● What this exercise asks:
1. According to the Javassist versus AspectJ passage, how must a local variable be declared so it can carry data from a before advice to an after advice?
2. Carry the Javassist versus AspectJ passage forward from its final sentence.

● Source passage:
[BEGIN]

Javassist versus AspectJ

Why should you use Javassit over a classical AOP tool like AspectJ? Well, normally you wouldn’t because AspectJ is easier to use, less error-prone, and much more powerful. But there are cases when you cannot use it, for example you need to modify bytecode but cannot afford to add any external dependencies. Consider the following when deciding between them:

Javassist:

  • Only basic (but often sufficient) instrumentation capabilities
  • Build-time only – modifies .class files
  • The modified code has no additional dependencies (except those you add), i.e. you don’t need the javassist.jar at the run-time
  • Easy to use but not as easy as AspectJ; the code to be injected is handled over as a string, which is compiled to bytecode by Javassist

AspectJ:

  • Very powerful
  • Both build-time and load-time (when class gets loaded by the JVM) weaving (instrumentation) supported
  • The modified code depends on the AspectJ runtime library (advices extend its base class, special objects used to provide access to the runtime information such as method parameters)
  • It’s use is no different from normal Java programming, especially if you use the annotation-based syntax (@Pointcut, @Around etc.). Advices are compiled before use and thus checked by the compiler

Classical bytecode manipulation library:

  • Too low-level, you need to define and add bytecode instructions, while Javassist permits you to add pieces of Java code

Instrumenting with Javassist

About some of the basic changes you can do with Javassist. This by no means an exhaustive list.

Declaring a local variable for passing data from a before to an after advice

If you need to pass some data from a before advice to an after advice, you cannot create a new local variable in the code passed to Javassist (e.g. “int myVar = 5;”). Instead of that, you must declare it via CtMethod.addLocalVariable(String name, CtClass type) and then you can use is in the code, both in before and after advices of the method.

[END]

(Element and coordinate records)
[BEGIN]

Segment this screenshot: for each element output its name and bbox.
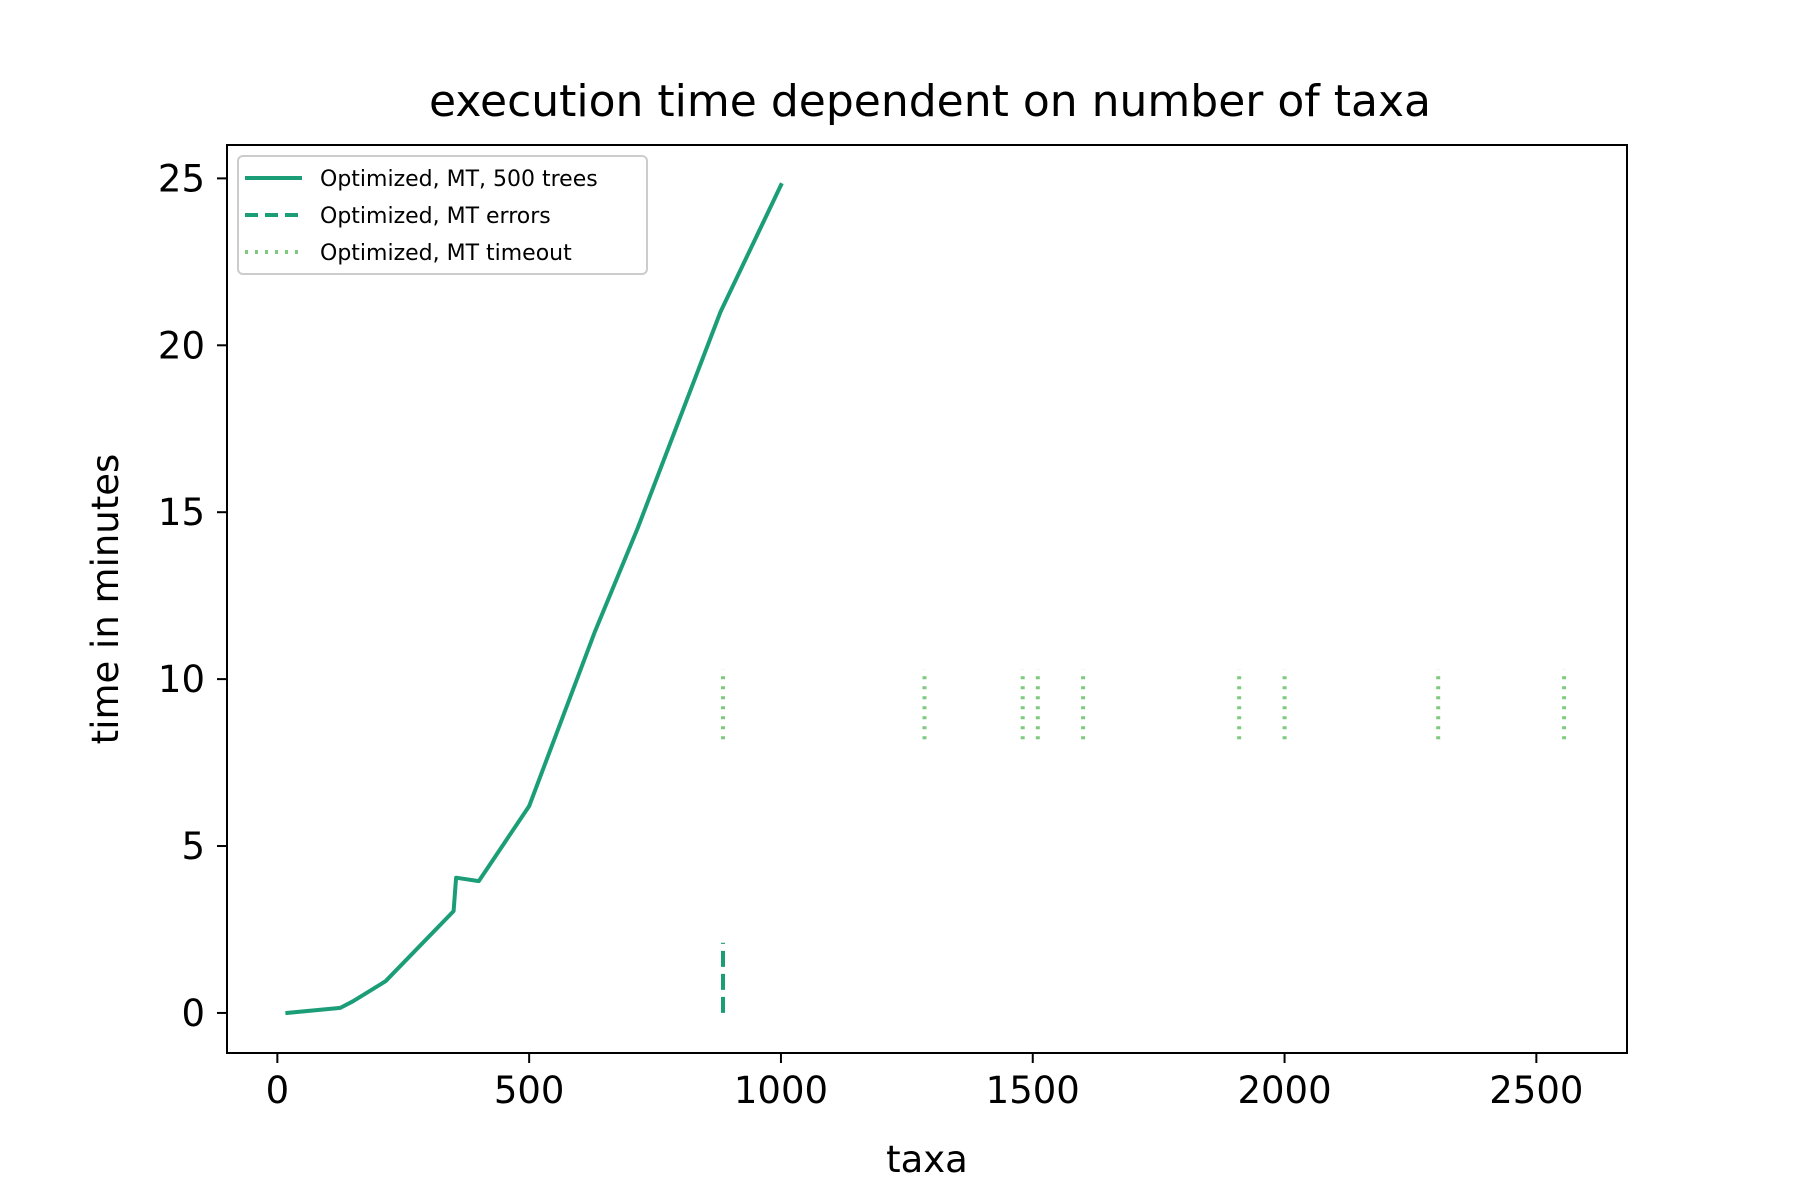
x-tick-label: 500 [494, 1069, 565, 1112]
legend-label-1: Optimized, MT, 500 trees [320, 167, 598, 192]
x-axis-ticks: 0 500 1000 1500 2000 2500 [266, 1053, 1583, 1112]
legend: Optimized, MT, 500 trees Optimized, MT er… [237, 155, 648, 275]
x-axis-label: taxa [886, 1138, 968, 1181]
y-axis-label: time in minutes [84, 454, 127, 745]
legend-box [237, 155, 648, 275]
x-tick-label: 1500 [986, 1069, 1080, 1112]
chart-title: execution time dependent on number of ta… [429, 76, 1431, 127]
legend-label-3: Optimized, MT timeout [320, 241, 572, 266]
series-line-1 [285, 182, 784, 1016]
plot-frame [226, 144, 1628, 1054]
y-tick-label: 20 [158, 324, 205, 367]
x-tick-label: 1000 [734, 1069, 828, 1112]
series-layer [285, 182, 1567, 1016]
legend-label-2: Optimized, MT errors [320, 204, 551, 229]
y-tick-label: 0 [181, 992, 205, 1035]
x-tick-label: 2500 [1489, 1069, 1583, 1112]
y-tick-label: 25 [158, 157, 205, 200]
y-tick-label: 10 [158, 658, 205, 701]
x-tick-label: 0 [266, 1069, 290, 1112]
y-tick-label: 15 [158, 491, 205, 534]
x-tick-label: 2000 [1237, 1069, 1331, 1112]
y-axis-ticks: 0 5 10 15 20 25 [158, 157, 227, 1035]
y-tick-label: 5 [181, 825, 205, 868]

[END]

● Answers for the tasks:
1. Through CtMethod.addLocalVariable(String name, CtClass type).

2.
Example:


final CtMethod method = ...;
method.addLocalVariable("startMs", CtClass.longType);
 method.insertBefore("startMs = System.currentTimeMillis();");
 method.insertAfter("{final long endMs = System.currentTimeMillis();" +
"System.out.println(\"Executed in ms: \" + (endMs-startMs));}");

Instrumenting a method execution

Adding a code at the very beginning or very end of a method:

// Advice my.example.TargetClass.myMethod(..) with a before and after advices
final ClassPool pool = ClassPool.getDefault();
final CtClass compiledClass = pool.get("my.example.TargetClass");
final CtMethod method = compiledClass.getDeclaredMethod("myMethod");

 method.addLocalVariable("startMs", CtClass.longType);
 method.insertBefore("startMs = System.currentTimeMillis();");
 method.insertAfter("{final long endMs = System.currentTimeMillis();" +
   "System.out.println(\"Executed in ms: \" + (endMs-startMs));}");

compiledClass.writeFile("/tmp/modifiedClassesFolder");
// Enjoy the new /tmp/modifiedClassesFolder/my/example/TargetClass.class

There is also CtMethod.insertAfter(String code, boolean asFinally) – JavaDoc: if asFinally “is true then the inserted bytecode is executed not only when the control normally returns but also when an exception is thrown. If this parameter is true, the inserted code cannot access local variables.”

Notice that you always pass the code as either a single statement, as in “System.out.println(\”Hi from injected!\”);” or as a block of statements, enclosed by “{” and “}”.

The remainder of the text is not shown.